TASK TO CARRY OUT: Look below for the line with "Type out the text in this image.". Extract that line and each one after it through the last, word for word.

MATERIAL:
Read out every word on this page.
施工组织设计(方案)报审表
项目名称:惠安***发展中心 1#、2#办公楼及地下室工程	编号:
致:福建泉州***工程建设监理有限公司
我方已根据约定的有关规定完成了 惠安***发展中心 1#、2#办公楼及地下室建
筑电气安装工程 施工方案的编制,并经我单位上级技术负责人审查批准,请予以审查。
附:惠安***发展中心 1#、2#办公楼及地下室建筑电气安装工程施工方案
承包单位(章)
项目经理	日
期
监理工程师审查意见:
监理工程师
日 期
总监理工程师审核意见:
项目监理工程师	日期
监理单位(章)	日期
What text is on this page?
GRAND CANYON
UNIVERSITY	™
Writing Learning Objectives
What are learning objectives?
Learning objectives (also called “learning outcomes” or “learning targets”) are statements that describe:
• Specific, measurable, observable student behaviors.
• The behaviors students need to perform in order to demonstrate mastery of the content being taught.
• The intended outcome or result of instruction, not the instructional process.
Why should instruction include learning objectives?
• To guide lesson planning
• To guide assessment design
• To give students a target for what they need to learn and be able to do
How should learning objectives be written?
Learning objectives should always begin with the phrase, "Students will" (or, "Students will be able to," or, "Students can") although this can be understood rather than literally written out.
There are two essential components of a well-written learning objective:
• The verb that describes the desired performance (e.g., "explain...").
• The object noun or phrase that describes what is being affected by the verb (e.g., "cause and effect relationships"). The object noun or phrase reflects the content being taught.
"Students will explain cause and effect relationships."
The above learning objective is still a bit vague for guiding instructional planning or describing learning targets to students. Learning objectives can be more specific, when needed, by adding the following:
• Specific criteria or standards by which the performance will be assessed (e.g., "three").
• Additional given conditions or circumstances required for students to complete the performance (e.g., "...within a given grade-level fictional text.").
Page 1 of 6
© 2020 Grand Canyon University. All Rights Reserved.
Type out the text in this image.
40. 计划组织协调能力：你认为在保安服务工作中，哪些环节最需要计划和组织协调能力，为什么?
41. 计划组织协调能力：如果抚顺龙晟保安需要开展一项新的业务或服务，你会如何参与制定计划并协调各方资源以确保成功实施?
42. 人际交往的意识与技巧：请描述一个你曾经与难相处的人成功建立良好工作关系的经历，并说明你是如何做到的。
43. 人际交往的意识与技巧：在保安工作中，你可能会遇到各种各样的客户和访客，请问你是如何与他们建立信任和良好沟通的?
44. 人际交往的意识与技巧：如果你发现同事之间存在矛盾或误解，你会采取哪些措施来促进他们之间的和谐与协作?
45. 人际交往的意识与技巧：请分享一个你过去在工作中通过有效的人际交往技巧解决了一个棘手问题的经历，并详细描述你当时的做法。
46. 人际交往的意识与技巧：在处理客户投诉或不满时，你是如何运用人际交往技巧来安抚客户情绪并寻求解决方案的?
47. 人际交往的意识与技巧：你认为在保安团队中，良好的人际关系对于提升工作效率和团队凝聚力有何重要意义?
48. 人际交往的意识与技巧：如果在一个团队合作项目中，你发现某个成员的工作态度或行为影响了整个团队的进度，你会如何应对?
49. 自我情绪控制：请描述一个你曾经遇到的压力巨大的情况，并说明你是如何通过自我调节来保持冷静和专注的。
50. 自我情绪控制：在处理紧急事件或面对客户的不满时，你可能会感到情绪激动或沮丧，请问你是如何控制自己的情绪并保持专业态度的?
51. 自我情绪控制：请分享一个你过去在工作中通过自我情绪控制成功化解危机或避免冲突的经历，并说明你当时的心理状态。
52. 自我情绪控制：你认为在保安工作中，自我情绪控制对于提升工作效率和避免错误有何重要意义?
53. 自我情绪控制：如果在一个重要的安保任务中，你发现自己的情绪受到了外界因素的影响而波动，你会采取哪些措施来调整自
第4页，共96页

ANSWER FOR THIS EXERCISE:
Type out the text in this image.
40. 计划组织协调能力：你认为在保安服务工作中，哪些环节最需要计划和组织协调能力，为什么?
41. 计划组织协调能力：如果抚顺龙晟保安需要开展一项新的业务或服务，你会如何参与制定计划并协调各方资源以确保成功实施?
42. 人际交往的意识与技巧：请描述一个你曾经与难相处的人成功建立良好工作关系的经历，并说明你是如何做到的。
43. 人际交往的意识与技巧：在保安工作中，你可能会遇到各种各样的客户和访客，请问你是如何与他们建立信任和良好沟通的?
44. 人际交往的意识与技巧：如果你发现同事之间存在矛盾或误解，你会采取哪些措施来促进他们之间的和谐与协作?
45. 人际交往的意识与技巧：请分享一个你过去在工作中通过有效的人际交往技巧解决了一个棘手问题的经历，并详细描述你当时的做法。
46. 人际交往的意识与技巧：在处理客户投诉或不满时，你是如何运用人际交往技巧来安抚客户情绪并寻求解决方案的?
47. 人际交往的意识与技巧：你认为在保安团队中，良好的人际关系对于提升工作效率和团队凝聚力有何重要意义?
48. 人际交往的意识与技巧：如果在一个团队合作项目中，你发现某个成员的工作态度或行为影响了整个团队的进度，你会如何应对?
49. 自我情绪控制：请描述一个你曾经遇到的压力巨大的情况，并说明你是如何通过自我调节来保持冷静和专注的。
50. 自我情绪控制：在处理紧急事件或面对客户的不满时，你可能会感到情绪激动或沮丧，请问你是如何控制自己的情绪并保持专业态度的?
51. 自我情绪控制：请分享一个你过去在工作中通过自我情绪控制成功化解危机或避免冲突的经历，并说明你当时的心理状态。
52. 自我情绪控制：你认为在保安工作中，自我情绪控制对于提升工作效率和避免错误有何重要意义?
53. 自我情绪控制：如果在一个重要的安保任务中，你发现自己的情绪受到了外界因素的影响而波动，你会采取哪些措施来调整自
第4页，共96页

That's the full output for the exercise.